Data entries for graphics
══════════════════════════════

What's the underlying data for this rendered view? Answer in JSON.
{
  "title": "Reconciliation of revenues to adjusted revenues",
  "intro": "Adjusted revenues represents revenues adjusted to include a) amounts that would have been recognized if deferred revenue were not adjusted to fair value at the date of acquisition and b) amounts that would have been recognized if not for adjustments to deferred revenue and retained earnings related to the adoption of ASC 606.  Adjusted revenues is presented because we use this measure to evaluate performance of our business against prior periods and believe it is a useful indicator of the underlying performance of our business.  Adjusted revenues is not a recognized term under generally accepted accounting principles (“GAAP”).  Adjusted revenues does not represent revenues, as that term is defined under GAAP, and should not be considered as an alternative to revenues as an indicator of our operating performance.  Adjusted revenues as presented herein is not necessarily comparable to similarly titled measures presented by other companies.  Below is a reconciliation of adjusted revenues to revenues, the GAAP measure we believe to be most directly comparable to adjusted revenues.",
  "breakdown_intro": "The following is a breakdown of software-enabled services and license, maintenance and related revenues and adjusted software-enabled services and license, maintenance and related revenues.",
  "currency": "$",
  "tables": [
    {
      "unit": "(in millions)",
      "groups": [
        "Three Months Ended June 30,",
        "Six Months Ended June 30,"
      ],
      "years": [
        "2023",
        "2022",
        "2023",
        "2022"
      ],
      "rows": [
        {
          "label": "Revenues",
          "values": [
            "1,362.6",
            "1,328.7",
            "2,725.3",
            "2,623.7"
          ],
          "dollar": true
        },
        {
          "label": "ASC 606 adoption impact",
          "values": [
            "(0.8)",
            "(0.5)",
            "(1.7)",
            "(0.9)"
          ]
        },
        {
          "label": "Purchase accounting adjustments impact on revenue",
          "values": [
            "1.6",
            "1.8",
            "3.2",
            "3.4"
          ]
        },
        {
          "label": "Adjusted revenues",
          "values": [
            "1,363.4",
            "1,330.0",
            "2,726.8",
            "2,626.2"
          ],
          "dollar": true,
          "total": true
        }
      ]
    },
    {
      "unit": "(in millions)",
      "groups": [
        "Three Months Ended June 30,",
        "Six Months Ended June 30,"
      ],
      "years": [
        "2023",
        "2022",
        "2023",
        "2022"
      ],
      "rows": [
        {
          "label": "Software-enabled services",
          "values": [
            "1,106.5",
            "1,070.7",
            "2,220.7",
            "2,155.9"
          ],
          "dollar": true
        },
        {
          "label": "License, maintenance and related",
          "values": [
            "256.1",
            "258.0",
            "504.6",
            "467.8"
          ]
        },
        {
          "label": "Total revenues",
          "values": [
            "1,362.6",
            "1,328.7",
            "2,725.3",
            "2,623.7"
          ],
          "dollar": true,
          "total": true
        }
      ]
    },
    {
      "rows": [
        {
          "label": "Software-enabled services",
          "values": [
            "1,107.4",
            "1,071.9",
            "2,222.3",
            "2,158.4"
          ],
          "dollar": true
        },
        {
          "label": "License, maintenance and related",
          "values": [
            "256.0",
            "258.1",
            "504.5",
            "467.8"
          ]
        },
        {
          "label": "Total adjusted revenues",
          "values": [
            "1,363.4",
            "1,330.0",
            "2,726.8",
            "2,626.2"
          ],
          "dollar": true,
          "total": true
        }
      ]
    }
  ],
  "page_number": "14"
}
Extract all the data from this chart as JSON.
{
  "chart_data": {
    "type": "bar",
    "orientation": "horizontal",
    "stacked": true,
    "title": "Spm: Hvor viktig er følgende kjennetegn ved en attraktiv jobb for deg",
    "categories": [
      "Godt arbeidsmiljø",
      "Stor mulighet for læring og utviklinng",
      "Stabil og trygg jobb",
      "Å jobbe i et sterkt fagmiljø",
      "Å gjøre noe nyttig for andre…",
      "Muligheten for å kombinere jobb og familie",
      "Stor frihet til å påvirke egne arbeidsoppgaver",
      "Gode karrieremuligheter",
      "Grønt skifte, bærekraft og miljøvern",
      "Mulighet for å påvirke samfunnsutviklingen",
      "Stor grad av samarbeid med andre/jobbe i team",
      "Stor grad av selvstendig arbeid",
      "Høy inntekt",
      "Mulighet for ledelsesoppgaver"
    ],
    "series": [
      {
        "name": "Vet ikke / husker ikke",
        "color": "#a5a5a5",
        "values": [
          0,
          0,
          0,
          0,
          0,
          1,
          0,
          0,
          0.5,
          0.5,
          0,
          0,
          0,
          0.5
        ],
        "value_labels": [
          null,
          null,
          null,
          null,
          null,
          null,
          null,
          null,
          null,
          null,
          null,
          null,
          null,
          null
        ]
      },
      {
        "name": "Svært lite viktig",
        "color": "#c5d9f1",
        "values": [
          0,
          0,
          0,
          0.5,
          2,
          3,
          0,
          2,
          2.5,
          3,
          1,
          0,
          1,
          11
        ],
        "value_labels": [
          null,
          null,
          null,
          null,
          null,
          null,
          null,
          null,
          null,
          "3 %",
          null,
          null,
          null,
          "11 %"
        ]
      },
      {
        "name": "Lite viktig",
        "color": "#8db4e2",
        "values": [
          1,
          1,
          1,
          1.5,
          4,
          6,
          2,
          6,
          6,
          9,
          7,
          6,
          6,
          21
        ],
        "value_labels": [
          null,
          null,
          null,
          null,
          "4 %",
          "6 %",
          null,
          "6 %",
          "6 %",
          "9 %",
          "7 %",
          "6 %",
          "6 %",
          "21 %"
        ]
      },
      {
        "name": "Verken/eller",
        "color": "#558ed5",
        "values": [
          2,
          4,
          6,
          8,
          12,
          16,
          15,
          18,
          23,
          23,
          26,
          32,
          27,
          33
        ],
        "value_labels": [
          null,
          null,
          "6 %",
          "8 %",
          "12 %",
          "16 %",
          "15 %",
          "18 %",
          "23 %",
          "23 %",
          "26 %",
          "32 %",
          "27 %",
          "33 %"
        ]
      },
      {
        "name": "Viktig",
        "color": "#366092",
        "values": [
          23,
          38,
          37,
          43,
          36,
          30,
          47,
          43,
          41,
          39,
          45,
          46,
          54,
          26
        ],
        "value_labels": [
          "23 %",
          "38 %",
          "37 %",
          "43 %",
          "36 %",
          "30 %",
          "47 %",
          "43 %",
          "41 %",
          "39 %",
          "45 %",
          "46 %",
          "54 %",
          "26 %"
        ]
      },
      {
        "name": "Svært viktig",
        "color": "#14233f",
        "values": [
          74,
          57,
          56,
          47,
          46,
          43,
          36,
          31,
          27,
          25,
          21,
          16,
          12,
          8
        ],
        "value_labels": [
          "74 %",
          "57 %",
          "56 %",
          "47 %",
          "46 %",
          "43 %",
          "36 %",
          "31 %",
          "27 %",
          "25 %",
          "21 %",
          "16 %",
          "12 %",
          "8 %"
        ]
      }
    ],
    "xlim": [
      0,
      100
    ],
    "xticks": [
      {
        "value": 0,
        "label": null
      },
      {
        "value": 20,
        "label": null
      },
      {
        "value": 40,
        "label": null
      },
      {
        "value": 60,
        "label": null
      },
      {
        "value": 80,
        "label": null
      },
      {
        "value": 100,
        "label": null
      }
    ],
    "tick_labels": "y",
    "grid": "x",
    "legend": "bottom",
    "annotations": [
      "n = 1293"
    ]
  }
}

══════════════════════════════

Prompt: From the records above, copy every line that holds the word "JSON".

Output for this task:
What's the underlying data for this rendered view? Answer in JSON.
Extract all the data from this chart as JSON.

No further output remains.